Challenge: How many lines in the listing below include the word "type"? Reply with the count alone.

## Begin

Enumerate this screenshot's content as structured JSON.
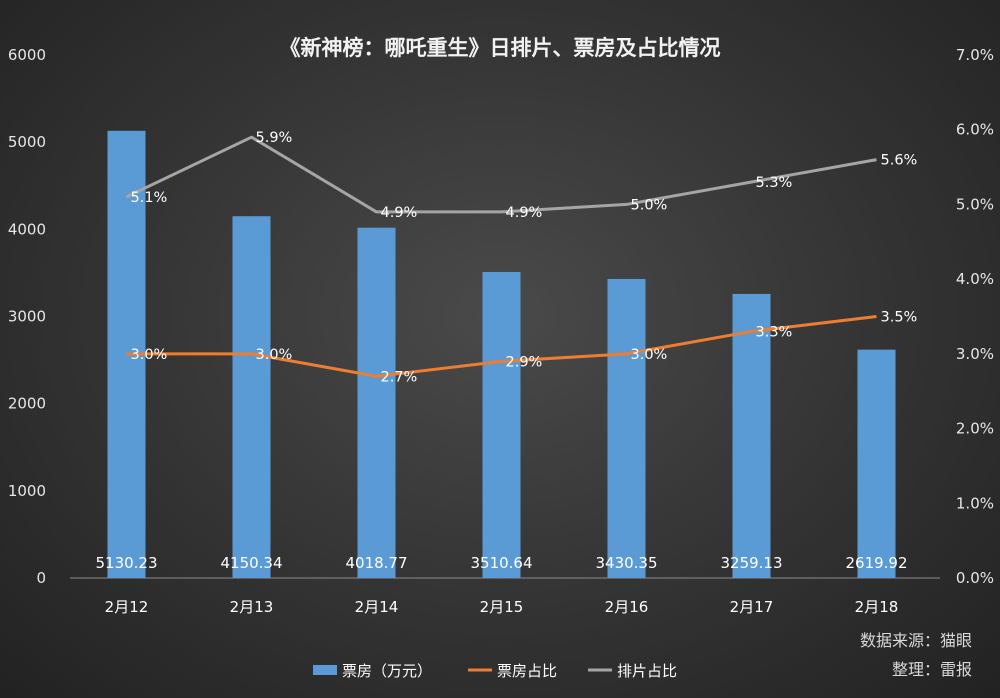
{
  "chart_data": {
    "type": "bar",
    "title": "《新神榜：哪吒重生》日排片、票房及占比情况",
    "categories": [
      "2月12",
      "2月13",
      "2月14",
      "2月15",
      "2月16",
      "2月17",
      "2月18"
    ],
    "series": [
      {
        "name": "票房（万元）",
        "type": "bar",
        "axis": "left",
        "color": "#5b9bd5",
        "values": [
          5130.23,
          4150.34,
          4018.77,
          3510.64,
          3430.35,
          3259.13,
          2619.92
        ],
        "labels": [
          "5130.23",
          "4150.34",
          "4018.77",
          "3510.64",
          "3430.35",
          "3259.13",
          "2619.92"
        ]
      },
      {
        "name": "票房占比",
        "type": "line",
        "axis": "right",
        "color": "#ed7d31",
        "values": [
          3.0,
          3.0,
          2.7,
          2.9,
          3.0,
          3.3,
          3.5
        ],
        "labels": [
          "3.0%",
          "3.0%",
          "2.7%",
          "2.9%",
          "3.0%",
          "3.3%",
          "3.5%"
        ]
      },
      {
        "name": "排片占比",
        "type": "line",
        "axis": "right",
        "color": "#a5a5a5",
        "values": [
          5.1,
          5.9,
          4.9,
          4.9,
          5.0,
          5.3,
          5.6
        ],
        "labels": [
          "5.1%",
          "5.9%",
          "4.9%",
          "4.9%",
          "5.0%",
          "5.3%",
          "5.6%"
        ]
      }
    ],
    "y_left": {
      "min": 0,
      "max": 6000,
      "ticks": [
        "0",
        "1000",
        "2000",
        "3000",
        "4000",
        "5000",
        "6000"
      ]
    },
    "y_right": {
      "min": 0,
      "max": 7,
      "ticks": [
        "0.0%",
        "1.0%",
        "2.0%",
        "3.0%",
        "4.0%",
        "5.0%",
        "6.0%",
        "7.0%"
      ]
    },
    "grid": false,
    "legend": "bottom"
  },
  "source": {
    "line1": "数据来源：猫眼",
    "line2": "整理：雷报"
  }
}
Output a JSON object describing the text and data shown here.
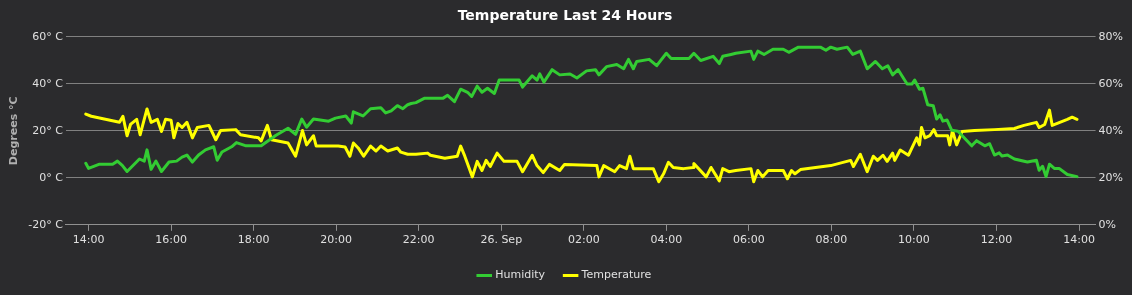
{
  "chart_data": {
    "type": "line",
    "title": "Temperature Last 24 Hours",
    "ylabel": "Degrees °C",
    "xlim": [
      "--09-25T13:27",
      "--09-26T14:24"
    ],
    "xticks": [
      {
        "value": "--09-25T14:00",
        "label": "14:00"
      },
      {
        "value": "--09-25T16:00",
        "label": "16:00"
      },
      {
        "value": "--09-25T18:00",
        "label": "18:00"
      },
      {
        "value": "--09-25T20:00",
        "label": "20:00"
      },
      {
        "value": "--09-25T22:00",
        "label": "22:00"
      },
      {
        "value": "--09-26T00:00",
        "label": "26. Sep"
      },
      {
        "value": "--09-26T02:00",
        "label": "02:00"
      },
      {
        "value": "--09-26T04:00",
        "label": "04:00"
      },
      {
        "value": "--09-26T06:00",
        "label": "06:00"
      },
      {
        "value": "--09-26T08:00",
        "label": "08:00"
      },
      {
        "value": "--09-26T10:00",
        "label": "10:00"
      },
      {
        "value": "--09-26T12:00",
        "label": "12:00"
      },
      {
        "value": "--09-26T14:00",
        "label": "14:00"
      }
    ],
    "ylim": [
      -20,
      60
    ],
    "yticks": [
      {
        "value": -20,
        "label": "-20° C"
      },
      {
        "value": 0,
        "label": "0° C"
      },
      {
        "value": 20,
        "label": "20° C"
      },
      {
        "value": 40,
        "label": "40° C"
      },
      {
        "value": 60,
        "label": "60° C"
      }
    ],
    "y2lim": [
      0,
      80
    ],
    "y2ticks": [
      {
        "value": 0,
        "label": "0%"
      },
      {
        "value": 20,
        "label": "20%"
      },
      {
        "value": 40,
        "label": "40%"
      },
      {
        "value": 60,
        "label": "60%"
      },
      {
        "value": 80,
        "label": "80%"
      }
    ],
    "grid": "y",
    "legend": "bottom",
    "marker": "none",
    "line_style": "solid",
    "series": [
      {
        "name": "Humidity",
        "color": "#33cc33",
        "axis": "y2",
        "x": [
          "--09-25T13:56",
          "--09-25T14:00",
          "--09-25T14:16",
          "--09-25T14:35",
          "--09-25T14:42",
          "--09-25T14:49",
          "--09-25T14:56",
          "--09-25T15:14",
          "--09-25T15:21",
          "--09-25T15:25",
          "--09-25T15:31",
          "--09-25T15:38",
          "--09-25T15:46",
          "--09-25T15:57",
          "--09-25T16:08",
          "--09-25T16:16",
          "--09-25T16:23",
          "--09-25T16:31",
          "--09-25T16:40",
          "--09-25T16:50",
          "--09-25T17:02",
          "--09-25T17:07",
          "--09-25T17:14",
          "--09-25T17:28",
          "--09-25T17:35",
          "--09-25T17:49",
          "--09-25T18:11",
          "--09-25T18:32",
          "--09-25T18:50",
          "--09-25T19:01",
          "--09-25T19:10",
          "--09-25T19:17",
          "--09-25T19:27",
          "--09-25T19:49",
          "--09-25T19:59",
          "--09-25T20:14",
          "--09-25T20:22",
          "--09-25T20:25",
          "--09-25T20:39",
          "--09-25T20:50",
          "--09-25T21:05",
          "--09-25T21:12",
          "--09-25T21:20",
          "--09-25T21:29",
          "--09-25T21:37",
          "--09-25T21:44",
          "--09-25T21:49",
          "--09-25T21:56",
          "--09-25T22:08",
          "--09-25T22:35",
          "--09-25T22:42",
          "--09-25T22:52",
          "--09-25T23:01",
          "--09-25T23:11",
          "--09-25T23:17",
          "--09-25T23:25",
          "--09-25T23:32",
          "--09-25T23:40",
          "--09-25T23:50",
          "--09-25T23:57",
          "--09-26T00:04",
          "--09-26T00:26",
          "--09-26T00:31",
          "--09-26T00:45",
          "--09-26T00:52",
          "--09-26T00:56",
          "--09-26T01:02",
          "--09-26T01:14",
          "--09-26T01:25",
          "--09-26T01:40",
          "--09-26T01:50",
          "--09-26T02:04",
          "--09-26T02:17",
          "--09-26T02:22",
          "--09-26T02:33",
          "--09-26T02:48",
          "--09-26T02:58",
          "--09-26T03:05",
          "--09-26T03:12",
          "--09-26T03:17",
          "--09-26T03:35",
          "--09-26T03:46",
          "--09-26T04:00",
          "--09-26T04:07",
          "--09-26T04:33",
          "--09-26T04:40",
          "--09-26T04:50",
          "--09-26T05:08",
          "--09-26T05:17",
          "--09-26T05:22",
          "--09-26T05:34",
          "--09-26T05:41",
          "--09-26T06:03",
          "--09-26T06:07",
          "--09-26T06:13",
          "--09-26T06:22",
          "--09-26T06:35",
          "--09-26T06:50",
          "--09-26T06:58",
          "--09-26T07:12",
          "--09-26T07:44",
          "--09-26T07:52",
          "--09-26T07:59",
          "--09-26T08:08",
          "--09-26T08:23",
          "--09-26T08:31",
          "--09-26T08:42",
          "--09-26T08:52",
          "--09-26T09:04",
          "--09-26T09:14",
          "--09-26T09:22",
          "--09-26T09:29",
          "--09-26T09:37",
          "--09-26T09:50",
          "--09-26T09:57",
          "--09-26T10:01",
          "--09-26T10:08",
          "--09-26T10:13",
          "--09-26T10:20",
          "--09-26T10:28",
          "--09-26T10:33",
          "--09-26T10:38",
          "--09-26T10:42",
          "--09-26T10:48",
          "--09-26T10:55",
          "--09-26T11:04",
          "--09-26T11:14",
          "--09-26T11:24",
          "--09-26T11:31",
          "--09-26T11:43",
          "--09-26T11:50",
          "--09-26T11:57",
          "--09-26T12:04",
          "--09-26T12:08",
          "--09-26T12:16",
          "--09-26T12:26",
          "--09-26T12:45",
          "--09-26T12:58",
          "--09-26T13:02",
          "--09-26T13:07",
          "--09-26T13:12",
          "--09-26T13:17",
          "--09-26T13:24",
          "--09-26T13:31",
          "--09-26T13:43",
          "--09-26T13:57"
        ],
        "values": [
          26.2,
          24,
          25.8,
          25.8,
          27.1,
          25.3,
          22.7,
          28,
          27.1,
          31.9,
          23.6,
          27.1,
          22.7,
          26.7,
          27.1,
          28.8,
          29.7,
          26.7,
          29.7,
          31.9,
          33.2,
          27.5,
          31,
          33.2,
          35,
          33.6,
          33.6,
          38,
          41.1,
          38.5,
          45,
          41.5,
          45,
          44.1,
          45.4,
          46.3,
          43.3,
          48.1,
          46.3,
          49.4,
          49.8,
          47.6,
          48.5,
          50.7,
          49.4,
          51.1,
          51.6,
          52,
          53.8,
          53.8,
          55.1,
          52.4,
          57.7,
          56.4,
          54.6,
          59,
          56.4,
          58.1,
          55.9,
          61.6,
          61.6,
          61.6,
          58.6,
          63.4,
          61.6,
          64.2,
          60.7,
          66,
          63.8,
          64.2,
          62.5,
          65.5,
          66,
          63.8,
          67.3,
          68.2,
          66.4,
          70.4,
          66.4,
          69.5,
          70.4,
          67.7,
          73,
          70.8,
          70.8,
          73,
          69.9,
          71.7,
          68.6,
          71.7,
          72.5,
          73,
          73.9,
          70.4,
          73.9,
          72.5,
          74.7,
          74.7,
          73.4,
          75.6,
          75.6,
          74.3,
          75.6,
          74.7,
          75.6,
          72.5,
          73.9,
          66.4,
          69.5,
          66.4,
          67.7,
          63.8,
          66,
          59.9,
          59.9,
          61.6,
          57.7,
          58.1,
          51.1,
          50.7,
          45,
          46.8,
          44.1,
          44.6,
          40.2,
          39.8,
          36.7,
          33.6,
          35.8,
          33.6,
          34.5,
          29.7,
          30.6,
          29.3,
          29.7,
          28,
          26.7,
          27.5,
          23.2,
          24.9,
          20.5,
          25.8,
          24,
          24,
          21.4,
          20.5
        ]
      },
      {
        "name": "Temperature",
        "color": "#ffff00",
        "x": [
          "--09-25T13:56",
          "--09-25T14:04",
          "--09-25T14:45",
          "--09-25T14:50",
          "--09-25T14:56",
          "--09-25T15:01",
          "--09-25T15:10",
          "--09-25T15:15",
          "--09-25T15:25",
          "--09-25T15:31",
          "--09-25T15:40",
          "--09-25T15:46",
          "--09-25T15:52",
          "--09-25T16:00",
          "--09-25T16:04",
          "--09-25T16:10",
          "--09-25T16:16",
          "--09-25T16:23",
          "--09-25T16:31",
          "--09-25T16:38",
          "--09-25T16:55",
          "--09-25T17:05",
          "--09-25T17:12",
          "--09-25T17:34",
          "--09-25T17:41",
          "--09-25T18:07",
          "--09-25T18:11",
          "--09-25T18:20",
          "--09-25T18:26",
          "--09-25T18:50",
          "--09-25T19:01",
          "--09-25T19:11",
          "--09-25T19:17",
          "--09-25T19:27",
          "--09-25T19:31",
          "--09-25T19:49",
          "--09-25T20:03",
          "--09-25T20:13",
          "--09-25T20:20",
          "--09-25T20:25",
          "--09-25T20:32",
          "--09-25T20:40",
          "--09-25T20:50",
          "--09-25T20:58",
          "--09-25T21:05",
          "--09-25T21:15",
          "--09-25T21:29",
          "--09-25T21:34",
          "--09-25T21:44",
          "--09-25T21:56",
          "--09-25T22:13",
          "--09-25T22:17",
          "--09-25T22:38",
          "--09-25T22:56",
          "--09-25T23:01",
          "--09-25T23:07",
          "--09-25T23:18",
          "--09-25T23:25",
          "--09-25T23:32",
          "--09-25T23:38",
          "--09-25T23:44",
          "--09-25T23:54",
          "--09-26T00:04",
          "--09-26T00:23",
          "--09-26T00:31",
          "--09-26T00:38",
          "--09-26T00:45",
          "--09-26T00:52",
          "--09-26T01:01",
          "--09-26T01:10",
          "--09-26T01:25",
          "--09-26T01:32",
          "--09-26T02:19",
          "--09-26T02:22",
          "--09-26T02:29",
          "--09-26T02:45",
          "--09-26T02:52",
          "--09-26T03:02",
          "--09-26T03:07",
          "--09-26T03:12",
          "--09-26T03:41",
          "--09-26T03:49",
          "--09-26T03:56",
          "--09-26T04:03",
          "--09-26T04:10",
          "--09-26T04:25",
          "--09-26T04:39",
          "--09-26T04:40",
          "--09-26T04:58",
          "--09-26T05:05",
          "--09-26T05:17",
          "--09-26T05:22",
          "--09-26T05:31",
          "--09-26T05:41",
          "--09-26T06:03",
          "--09-26T06:07",
          "--09-26T06:13",
          "--09-26T06:20",
          "--09-26T06:28",
          "--09-26T06:50",
          "--09-26T06:56",
          "--09-26T07:02",
          "--09-26T07:07",
          "--09-26T07:15",
          "--09-26T07:59",
          "--09-26T08:28",
          "--09-26T08:32",
          "--09-26T08:42",
          "--09-26T08:52",
          "--09-26T09:01",
          "--09-26T09:07",
          "--09-26T09:15",
          "--09-26T09:21",
          "--09-26T09:29",
          "--09-26T09:32",
          "--09-26T09:40",
          "--09-26T09:52",
          "--09-26T10:04",
          "--09-26T10:08",
          "--09-26T10:11",
          "--09-26T10:16",
          "--09-26T10:23",
          "--09-26T10:29",
          "--09-26T10:33",
          "--09-26T10:49",
          "--09-26T10:52",
          "--09-26T10:56",
          "--09-26T11:02",
          "--09-26T11:10",
          "--09-26T11:28",
          "--09-26T11:57",
          "--09-26T12:26",
          "--09-26T12:40",
          "--09-26T12:58",
          "--09-26T13:02",
          "--09-26T13:10",
          "--09-26T13:17",
          "--09-26T13:21",
          "--09-26T13:43",
          "--09-26T13:50",
          "--09-26T13:57"
        ],
        "values": [
          27.1,
          26.2,
          23.6,
          26.2,
          17.9,
          22.7,
          24.9,
          18.3,
          29.3,
          23.6,
          24.9,
          19.7,
          24.9,
          24.5,
          17,
          23.1,
          21.4,
          23.6,
          17,
          21.4,
          22.3,
          16.2,
          20.1,
          20.5,
          18.3,
          17,
          15.7,
          22.3,
          16.2,
          14.8,
          9.2,
          20.1,
          14,
          17.9,
          13.5,
          13.5,
          13.5,
          13.1,
          9.2,
          14.8,
          12.7,
          9.2,
          13.5,
          11.4,
          13.5,
          11.4,
          12.7,
          10.9,
          10,
          10,
          10.5,
          9.6,
          8.3,
          9.2,
          13.5,
          9.2,
          0.4,
          7,
          3.1,
          7.4,
          4.8,
          10.5,
          7,
          7,
          2.6,
          6.1,
          9.6,
          5.2,
          2.2,
          5.7,
          3.1,
          5.7,
          5.2,
          0.4,
          5.2,
          2.6,
          5.2,
          3.9,
          9.2,
          3.9,
          3.9,
          -1.7,
          1.7,
          6.6,
          4.4,
          3.9,
          4.4,
          6.1,
          0.4,
          4.4,
          -1.3,
          3.9,
          2.6,
          3.1,
          3.9,
          -1.7,
          3.1,
          0.4,
          3.1,
          3.1,
          -0.4,
          3.1,
          1.7,
          3.5,
          5.2,
          7.4,
          4.8,
          10,
          2.6,
          9.2,
          7.4,
          9.6,
          7,
          10.5,
          7.4,
          11.8,
          9.6,
          17,
          14,
          21.4,
          17,
          17.9,
          20.5,
          17.9,
          17.9,
          14,
          20.1,
          14,
          19.7,
          20.1,
          20.5,
          21,
          22.3,
          23.6,
          21.4,
          22.7,
          28.8,
          22.3,
          24.9,
          25.8,
          24.9
        ]
      }
    ]
  }
}
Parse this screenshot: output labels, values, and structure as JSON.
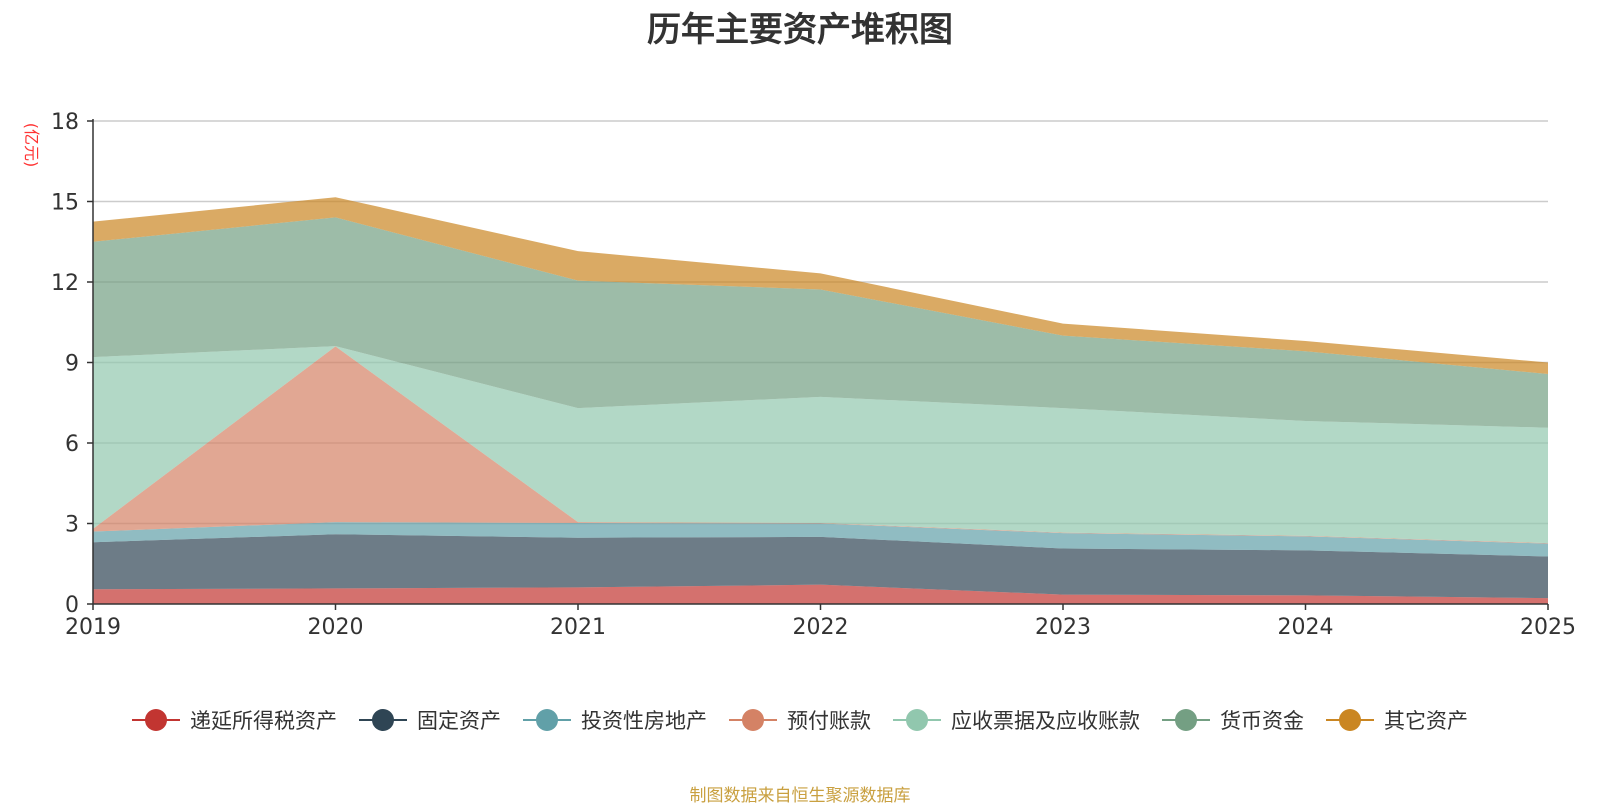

## End

Response: 5